Task instructions: Here are some records. Copy each one exactly.

Stored records:
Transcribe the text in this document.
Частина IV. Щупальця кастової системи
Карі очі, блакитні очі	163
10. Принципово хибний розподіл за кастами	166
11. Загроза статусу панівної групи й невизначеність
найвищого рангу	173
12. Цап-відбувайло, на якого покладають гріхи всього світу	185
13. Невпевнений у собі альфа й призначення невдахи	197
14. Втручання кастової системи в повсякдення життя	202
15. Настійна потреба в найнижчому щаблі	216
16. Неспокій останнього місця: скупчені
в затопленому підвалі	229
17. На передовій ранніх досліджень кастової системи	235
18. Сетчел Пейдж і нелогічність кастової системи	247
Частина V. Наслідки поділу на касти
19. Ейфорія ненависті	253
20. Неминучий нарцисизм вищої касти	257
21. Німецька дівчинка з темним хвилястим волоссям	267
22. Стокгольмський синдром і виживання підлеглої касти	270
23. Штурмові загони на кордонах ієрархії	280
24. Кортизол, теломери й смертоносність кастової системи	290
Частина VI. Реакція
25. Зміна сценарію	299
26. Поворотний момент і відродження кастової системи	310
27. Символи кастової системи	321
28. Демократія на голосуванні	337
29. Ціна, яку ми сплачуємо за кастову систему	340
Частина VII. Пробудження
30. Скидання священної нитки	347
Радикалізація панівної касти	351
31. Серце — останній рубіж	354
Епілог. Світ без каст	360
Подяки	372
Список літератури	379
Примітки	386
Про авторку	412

Written response:
Transcribe the text in this document.
Частина IV. Щупальця кастової системи
Карі очі, блакитні очі	163
10. Принципово хибний розподіл за кастами	166
11. Загроза статусу панівної групи й невизначеність
найвищого рангу	173
12. Цап-відбувайло, на якого покладають гріхи всього світу	185
13. Невпевнений у собі альфа й призначення невдахи	197
14. Втручання кастової системи в повсякдення життя	202
15. Настійна потреба в найнижчому щаблі	216
16. Неспокій останнього місця: скупчені
в затопленому підвалі	229
17. На передовій ранніх досліджень кастової системи	235
18. Сетчел Пейдж і нелогічність кастової системи	247
Частина V. Наслідки поділу на касти
19. Ейфорія ненависті	253
20. Неминучий нарцисизм вищої касти	257
21. Німецька дівчинка з темним хвилястим волоссям	267
22. Стокгольмський синдром і виживання підлеглої касти	270
23. Штурмові загони на кордонах ієрархії	280
24. Кортизол, теломери й смертоносність кастової системи	290
Частина VI. Реакція
25. Зміна сценарію	299
26. Поворотний момент і відродження кастової системи	310
27. Символи кастової системи	321
28. Демократія на голосуванні	337
29. Ціна, яку ми сплачуємо за кастову систему	340
Частина VII. Пробудження
30. Скидання священної нитки	347
Радикалізація панівної касти	351
31. Серце — останній рубіж	354
Епілог. Світ без каст	360
Подяки	372
Список літератури	379
Примітки	386
Про авторку	412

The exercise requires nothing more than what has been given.